───── Source data ─────

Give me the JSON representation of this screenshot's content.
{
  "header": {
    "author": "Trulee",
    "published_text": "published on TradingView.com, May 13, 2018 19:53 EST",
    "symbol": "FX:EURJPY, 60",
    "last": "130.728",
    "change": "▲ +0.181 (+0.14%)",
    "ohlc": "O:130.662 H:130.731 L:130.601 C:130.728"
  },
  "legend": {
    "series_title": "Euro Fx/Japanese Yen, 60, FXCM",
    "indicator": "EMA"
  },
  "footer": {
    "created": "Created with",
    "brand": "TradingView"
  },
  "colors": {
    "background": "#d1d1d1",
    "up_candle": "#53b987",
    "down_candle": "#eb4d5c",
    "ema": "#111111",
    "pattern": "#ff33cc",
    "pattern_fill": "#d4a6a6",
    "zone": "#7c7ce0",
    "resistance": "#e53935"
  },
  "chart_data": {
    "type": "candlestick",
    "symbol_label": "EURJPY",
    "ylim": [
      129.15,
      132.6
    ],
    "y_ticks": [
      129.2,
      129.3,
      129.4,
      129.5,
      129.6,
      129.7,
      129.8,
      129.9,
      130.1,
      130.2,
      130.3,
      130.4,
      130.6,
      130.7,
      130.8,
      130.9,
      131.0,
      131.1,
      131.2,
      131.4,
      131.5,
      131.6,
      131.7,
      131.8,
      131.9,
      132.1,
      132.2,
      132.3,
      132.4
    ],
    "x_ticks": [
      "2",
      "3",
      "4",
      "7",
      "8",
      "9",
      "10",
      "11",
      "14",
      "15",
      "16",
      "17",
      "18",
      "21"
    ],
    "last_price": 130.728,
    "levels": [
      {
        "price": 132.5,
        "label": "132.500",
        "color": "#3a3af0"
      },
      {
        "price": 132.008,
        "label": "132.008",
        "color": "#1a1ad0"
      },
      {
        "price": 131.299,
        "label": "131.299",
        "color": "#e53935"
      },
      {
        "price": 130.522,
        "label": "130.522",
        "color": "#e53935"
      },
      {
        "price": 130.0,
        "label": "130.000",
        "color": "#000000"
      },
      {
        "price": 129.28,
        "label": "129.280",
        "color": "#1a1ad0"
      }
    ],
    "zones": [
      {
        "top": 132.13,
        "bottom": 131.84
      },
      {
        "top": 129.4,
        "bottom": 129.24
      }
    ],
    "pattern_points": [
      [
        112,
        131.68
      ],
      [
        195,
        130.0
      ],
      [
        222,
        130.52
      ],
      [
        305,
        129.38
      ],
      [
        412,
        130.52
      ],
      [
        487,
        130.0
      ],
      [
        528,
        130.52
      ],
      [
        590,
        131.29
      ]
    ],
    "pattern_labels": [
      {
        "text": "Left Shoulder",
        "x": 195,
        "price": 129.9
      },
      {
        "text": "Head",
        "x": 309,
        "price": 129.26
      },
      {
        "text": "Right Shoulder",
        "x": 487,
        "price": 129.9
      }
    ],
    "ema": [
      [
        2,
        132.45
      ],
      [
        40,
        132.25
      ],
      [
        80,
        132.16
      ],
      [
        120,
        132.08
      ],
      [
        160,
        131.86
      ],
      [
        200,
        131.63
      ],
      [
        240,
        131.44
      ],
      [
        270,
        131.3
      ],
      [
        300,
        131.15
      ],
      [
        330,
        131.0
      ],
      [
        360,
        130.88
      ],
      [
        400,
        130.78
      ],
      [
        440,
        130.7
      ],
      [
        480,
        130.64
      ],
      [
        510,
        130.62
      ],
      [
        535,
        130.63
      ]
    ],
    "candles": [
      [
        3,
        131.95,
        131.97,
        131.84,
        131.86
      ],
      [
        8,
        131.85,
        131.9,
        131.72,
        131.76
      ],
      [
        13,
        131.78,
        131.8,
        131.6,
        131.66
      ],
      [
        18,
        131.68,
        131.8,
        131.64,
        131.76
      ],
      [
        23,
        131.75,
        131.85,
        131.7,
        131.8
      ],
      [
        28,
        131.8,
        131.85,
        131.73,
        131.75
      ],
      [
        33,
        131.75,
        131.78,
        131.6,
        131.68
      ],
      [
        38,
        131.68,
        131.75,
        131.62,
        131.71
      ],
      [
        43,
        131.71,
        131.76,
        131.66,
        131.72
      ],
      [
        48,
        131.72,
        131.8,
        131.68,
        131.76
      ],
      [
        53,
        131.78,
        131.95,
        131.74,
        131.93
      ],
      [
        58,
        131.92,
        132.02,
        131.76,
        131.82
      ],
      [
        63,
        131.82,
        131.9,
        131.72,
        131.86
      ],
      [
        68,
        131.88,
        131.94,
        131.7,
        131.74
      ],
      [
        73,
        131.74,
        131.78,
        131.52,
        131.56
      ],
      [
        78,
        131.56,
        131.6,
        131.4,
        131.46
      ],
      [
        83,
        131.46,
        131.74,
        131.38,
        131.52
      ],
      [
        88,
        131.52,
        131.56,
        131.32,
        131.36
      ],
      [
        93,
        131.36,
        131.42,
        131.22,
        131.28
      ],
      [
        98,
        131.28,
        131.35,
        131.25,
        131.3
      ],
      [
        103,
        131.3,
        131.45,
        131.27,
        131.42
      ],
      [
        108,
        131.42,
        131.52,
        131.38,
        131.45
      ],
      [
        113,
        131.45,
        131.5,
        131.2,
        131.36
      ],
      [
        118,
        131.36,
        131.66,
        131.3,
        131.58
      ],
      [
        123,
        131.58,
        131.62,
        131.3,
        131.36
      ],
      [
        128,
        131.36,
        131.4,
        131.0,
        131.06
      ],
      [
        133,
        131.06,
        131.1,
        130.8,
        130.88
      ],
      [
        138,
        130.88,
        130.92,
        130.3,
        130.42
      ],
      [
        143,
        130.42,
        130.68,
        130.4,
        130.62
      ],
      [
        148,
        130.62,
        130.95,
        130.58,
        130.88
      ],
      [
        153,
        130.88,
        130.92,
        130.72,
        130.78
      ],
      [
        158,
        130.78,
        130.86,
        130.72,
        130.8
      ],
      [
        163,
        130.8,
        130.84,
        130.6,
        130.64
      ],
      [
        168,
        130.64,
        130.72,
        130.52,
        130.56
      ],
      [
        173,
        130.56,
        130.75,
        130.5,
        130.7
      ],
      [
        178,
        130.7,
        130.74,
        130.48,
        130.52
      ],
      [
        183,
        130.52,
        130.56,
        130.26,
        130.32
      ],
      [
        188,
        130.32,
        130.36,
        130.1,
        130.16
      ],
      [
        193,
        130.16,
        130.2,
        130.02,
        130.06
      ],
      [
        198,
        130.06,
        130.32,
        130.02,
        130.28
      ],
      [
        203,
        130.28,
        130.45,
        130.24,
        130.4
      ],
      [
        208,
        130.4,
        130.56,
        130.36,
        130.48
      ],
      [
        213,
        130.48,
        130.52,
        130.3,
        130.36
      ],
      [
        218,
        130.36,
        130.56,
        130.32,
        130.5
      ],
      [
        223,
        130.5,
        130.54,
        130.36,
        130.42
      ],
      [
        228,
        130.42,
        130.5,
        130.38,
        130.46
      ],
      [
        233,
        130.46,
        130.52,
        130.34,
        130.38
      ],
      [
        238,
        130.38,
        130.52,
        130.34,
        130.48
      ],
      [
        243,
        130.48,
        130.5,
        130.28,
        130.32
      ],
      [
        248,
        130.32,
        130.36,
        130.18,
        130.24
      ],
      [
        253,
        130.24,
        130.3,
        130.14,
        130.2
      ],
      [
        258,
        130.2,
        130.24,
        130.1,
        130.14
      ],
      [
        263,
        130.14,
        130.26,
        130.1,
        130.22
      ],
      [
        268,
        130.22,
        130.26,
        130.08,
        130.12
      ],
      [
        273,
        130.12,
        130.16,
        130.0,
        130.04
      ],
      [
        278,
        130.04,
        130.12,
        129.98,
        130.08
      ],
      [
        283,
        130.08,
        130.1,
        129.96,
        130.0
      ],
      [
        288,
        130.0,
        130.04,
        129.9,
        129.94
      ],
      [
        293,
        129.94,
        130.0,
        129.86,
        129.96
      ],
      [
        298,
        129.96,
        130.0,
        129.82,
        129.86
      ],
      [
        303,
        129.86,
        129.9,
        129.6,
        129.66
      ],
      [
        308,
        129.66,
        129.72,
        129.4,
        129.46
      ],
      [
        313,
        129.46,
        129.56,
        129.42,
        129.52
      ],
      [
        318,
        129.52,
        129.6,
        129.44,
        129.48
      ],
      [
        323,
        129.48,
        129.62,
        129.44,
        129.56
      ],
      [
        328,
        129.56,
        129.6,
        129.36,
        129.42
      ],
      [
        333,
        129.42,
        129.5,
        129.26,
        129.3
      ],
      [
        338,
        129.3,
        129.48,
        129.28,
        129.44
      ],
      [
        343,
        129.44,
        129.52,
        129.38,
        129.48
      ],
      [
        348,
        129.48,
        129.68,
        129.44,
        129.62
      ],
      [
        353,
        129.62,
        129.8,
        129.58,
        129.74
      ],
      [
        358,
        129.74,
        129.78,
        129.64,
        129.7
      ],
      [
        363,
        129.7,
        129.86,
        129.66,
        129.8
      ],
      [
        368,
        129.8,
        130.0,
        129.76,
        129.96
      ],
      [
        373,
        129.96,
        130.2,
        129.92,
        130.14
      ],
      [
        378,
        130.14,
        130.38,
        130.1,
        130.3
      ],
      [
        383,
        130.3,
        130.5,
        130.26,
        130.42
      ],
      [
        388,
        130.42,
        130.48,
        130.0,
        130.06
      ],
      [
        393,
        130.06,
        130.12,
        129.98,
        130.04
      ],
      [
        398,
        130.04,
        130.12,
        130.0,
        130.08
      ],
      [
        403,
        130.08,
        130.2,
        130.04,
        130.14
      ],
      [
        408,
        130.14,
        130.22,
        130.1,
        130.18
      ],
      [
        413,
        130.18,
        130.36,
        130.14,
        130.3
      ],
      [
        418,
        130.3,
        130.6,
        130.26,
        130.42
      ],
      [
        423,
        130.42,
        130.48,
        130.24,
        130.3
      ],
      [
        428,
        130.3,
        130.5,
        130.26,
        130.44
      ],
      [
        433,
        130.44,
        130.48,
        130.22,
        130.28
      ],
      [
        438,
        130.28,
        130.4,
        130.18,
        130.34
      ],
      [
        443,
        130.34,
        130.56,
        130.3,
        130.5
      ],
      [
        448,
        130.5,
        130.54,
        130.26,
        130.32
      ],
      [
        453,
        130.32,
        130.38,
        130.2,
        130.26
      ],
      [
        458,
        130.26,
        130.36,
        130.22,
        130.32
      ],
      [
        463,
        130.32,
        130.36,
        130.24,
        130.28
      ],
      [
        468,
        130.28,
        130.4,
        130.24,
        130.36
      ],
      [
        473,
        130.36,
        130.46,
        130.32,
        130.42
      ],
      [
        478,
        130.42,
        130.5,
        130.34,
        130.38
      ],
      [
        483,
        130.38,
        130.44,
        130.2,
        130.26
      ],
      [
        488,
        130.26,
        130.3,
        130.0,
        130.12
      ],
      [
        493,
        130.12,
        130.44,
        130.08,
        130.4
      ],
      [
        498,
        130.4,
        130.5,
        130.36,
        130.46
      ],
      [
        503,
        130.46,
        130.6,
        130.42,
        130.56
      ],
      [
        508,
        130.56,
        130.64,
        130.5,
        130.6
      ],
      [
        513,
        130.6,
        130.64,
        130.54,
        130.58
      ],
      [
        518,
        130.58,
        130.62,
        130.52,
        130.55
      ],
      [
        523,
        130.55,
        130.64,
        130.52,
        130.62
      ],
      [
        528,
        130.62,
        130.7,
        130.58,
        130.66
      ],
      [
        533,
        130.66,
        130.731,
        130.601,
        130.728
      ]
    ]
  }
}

─────

Short exercise: Among the entries above, how many lines include the word "TradingView"? Give the number with no comment.

Output below: 2